Reproduce all of the data exactly.
○ ○ ○ ○ ○
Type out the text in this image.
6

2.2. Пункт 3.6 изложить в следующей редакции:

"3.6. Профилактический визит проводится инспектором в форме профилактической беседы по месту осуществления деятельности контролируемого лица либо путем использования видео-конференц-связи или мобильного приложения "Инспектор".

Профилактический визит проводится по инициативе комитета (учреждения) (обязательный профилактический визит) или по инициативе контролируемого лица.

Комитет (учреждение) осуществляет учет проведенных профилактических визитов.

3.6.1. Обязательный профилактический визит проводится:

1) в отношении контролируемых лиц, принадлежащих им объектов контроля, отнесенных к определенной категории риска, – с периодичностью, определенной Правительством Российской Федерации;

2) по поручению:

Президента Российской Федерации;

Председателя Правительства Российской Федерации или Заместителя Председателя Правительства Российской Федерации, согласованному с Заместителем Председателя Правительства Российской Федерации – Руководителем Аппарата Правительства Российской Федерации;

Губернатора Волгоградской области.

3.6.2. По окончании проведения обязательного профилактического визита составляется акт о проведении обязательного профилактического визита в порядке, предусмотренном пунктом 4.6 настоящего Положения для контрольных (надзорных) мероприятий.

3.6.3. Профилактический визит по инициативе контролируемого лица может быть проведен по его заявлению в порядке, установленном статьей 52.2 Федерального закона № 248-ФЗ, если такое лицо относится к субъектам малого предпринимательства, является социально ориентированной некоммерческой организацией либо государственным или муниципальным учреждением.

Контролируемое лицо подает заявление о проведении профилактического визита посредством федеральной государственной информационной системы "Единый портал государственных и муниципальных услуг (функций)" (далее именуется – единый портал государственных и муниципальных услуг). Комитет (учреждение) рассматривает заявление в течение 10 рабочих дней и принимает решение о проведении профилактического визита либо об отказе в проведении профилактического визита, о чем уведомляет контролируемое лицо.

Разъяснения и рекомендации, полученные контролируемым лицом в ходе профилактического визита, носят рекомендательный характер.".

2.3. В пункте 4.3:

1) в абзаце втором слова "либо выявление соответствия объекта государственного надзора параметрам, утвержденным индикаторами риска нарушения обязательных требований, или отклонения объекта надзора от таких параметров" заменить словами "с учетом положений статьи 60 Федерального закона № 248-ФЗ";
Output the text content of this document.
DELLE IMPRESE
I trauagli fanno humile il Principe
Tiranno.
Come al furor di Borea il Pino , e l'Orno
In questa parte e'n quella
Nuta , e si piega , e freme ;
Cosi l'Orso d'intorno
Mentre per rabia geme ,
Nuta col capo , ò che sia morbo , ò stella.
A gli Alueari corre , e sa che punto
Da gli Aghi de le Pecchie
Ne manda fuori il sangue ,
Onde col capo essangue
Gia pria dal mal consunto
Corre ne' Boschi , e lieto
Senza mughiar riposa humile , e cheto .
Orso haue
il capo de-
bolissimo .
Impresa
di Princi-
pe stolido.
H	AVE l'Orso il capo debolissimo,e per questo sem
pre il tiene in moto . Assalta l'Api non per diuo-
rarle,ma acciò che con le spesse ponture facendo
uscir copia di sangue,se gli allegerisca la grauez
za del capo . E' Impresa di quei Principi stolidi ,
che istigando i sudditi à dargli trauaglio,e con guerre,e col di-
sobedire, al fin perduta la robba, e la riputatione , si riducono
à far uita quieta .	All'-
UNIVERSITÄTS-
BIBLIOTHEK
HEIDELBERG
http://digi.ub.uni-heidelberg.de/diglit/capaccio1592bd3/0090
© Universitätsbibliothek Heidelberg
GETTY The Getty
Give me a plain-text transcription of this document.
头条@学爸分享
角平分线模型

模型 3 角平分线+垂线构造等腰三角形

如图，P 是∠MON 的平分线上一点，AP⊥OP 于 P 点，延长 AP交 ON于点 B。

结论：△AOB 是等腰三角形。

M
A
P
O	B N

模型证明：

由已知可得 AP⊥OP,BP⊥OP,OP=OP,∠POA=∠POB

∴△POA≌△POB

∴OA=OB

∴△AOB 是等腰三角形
○ ○ ○ ○ ○
**Task response:**
Type out the text in this image.
6

2.2. Пункт 3.6 изложить в следующей редакции:

"3.6. Профилактический визит проводится инспектором в форме профилактической беседы по месту осуществления деятельности контролируемого лица либо путем использования видео-конференц-связи или мобильного приложения "Инспектор".

Профилактический визит проводится по инициативе комитета (учреждения) (обязательный профилактический визит) или по инициативе контролируемого лица.

Комитет (учреждение) осуществляет учет проведенных профилактических визитов.

3.6.1. Обязательный профилактический визит проводится:

1) в отношении контролируемых лиц, принадлежащих им объектов контроля, отнесенных к определенной категории риска, – с периодичностью, определенной Правительством Российской Федерации;

2) по поручению:

Президента Российской Федерации;

Председателя Правительства Российской Федерации или Заместителя Председателя Правительства Российской Федерации, согласованному с Заместителем Председателя Правительства Российской Федерации – Руководителем Аппарата Правительства Российской Федерации;

Губернатора Волгоградской области.

3.6.2. По окончании проведения обязательного профилактического визита составляется акт о проведении обязательного профилактического визита в порядке, предусмотренном пунктом 4.6 настоящего Положения для контрольных (надзорных) мероприятий.

3.6.3. Профилактический визит по инициативе контролируемого лица может быть проведен по его заявлению в порядке, установленном статьей 52.2 Федерального закона № 248-ФЗ, если такое лицо относится к субъектам малого предпринимательства, является социально ориентированной некоммерческой организацией либо государственным или муниципальным учреждением.

Контролируемое лицо подает заявление о проведении профилактического визита посредством федеральной государственной информационной системы "Единый портал государственных и муниципальных услуг (функций)" (далее именуется – единый портал государственных и муниципальных услуг). Комитет (учреждение) рассматривает заявление в течение 10 рабочих дней и принимает решение о проведении профилактического визита либо об отказе в проведении профилактического визита, о чем уведомляет контролируемое лицо.

Разъяснения и рекомендации, полученные контролируемым лицом в ходе профилактического визита, носят рекомендательный характер.".

2.3. В пункте 4.3:

1) в абзаце втором слова "либо выявление соответствия объекта государственного надзора параметрам, утвержденным индикаторами риска нарушения обязательных требований, или отклонения объекта надзора от таких параметров" заменить словами "с учетом положений статьи 60 Федерального закона № 248-ФЗ";
Output the text content of this document.
DELLE IMPRESE
I trauagli fanno humile il Principe
Tiranno.
Come al furor di Borea il Pino , e l'Orno
In questa parte e'n quella
Nuta , e si piega , e freme ;
Cosi l'Orso d'intorno
Mentre per rabia geme ,
Nuta col capo , ò che sia morbo , ò stella.
A gli Alueari corre , e sa che punto
Da gli Aghi de le Pecchie
Ne manda fuori il sangue ,
Onde col capo essangue
Gia pria dal mal consunto
Corre ne' Boschi , e lieto
Senza mughiar riposa humile , e cheto .
Orso haue
il capo de-
bolissimo .
Impresa
di Princi-
pe stolido.
H	AVE l'Orso il capo debolissimo,e per questo sem
pre il tiene in moto . Assalta l'Api non per diuo-
rarle,ma acciò che con le spesse ponture facendo
uscir copia di sangue,se gli allegerisca la grauez
za del capo . E' Impresa di quei Principi stolidi ,
che istigando i sudditi à dargli trauaglio,e con guerre,e col di-
sobedire, al fin perduta la robba, e la riputatione , si riducono
à far uita quieta .	All'-
UNIVERSITÄTS-
BIBLIOTHEK
HEIDELBERG
http://digi.ub.uni-heidelberg.de/diglit/capaccio1592bd3/0090
© Universitätsbibliothek Heidelberg
GETTY The Getty
Give me a plain-text transcription of this document.
头条@学爸分享
角平分线模型

模型 3 角平分线+垂线构造等腰三角形

如图，P 是∠MON 的平分线上一点，AP⊥OP 于 P 点，延长 AP交 ON于点 B。

结论：△AOB 是等腰三角形。

M
A
P
O	B N

模型证明：

由已知可得 AP⊥OP,BP⊥OP,OP=OP,∠POA=∠POB

∴△POA≌△POB

∴OA=OB

∴△AOB 是等腰三角形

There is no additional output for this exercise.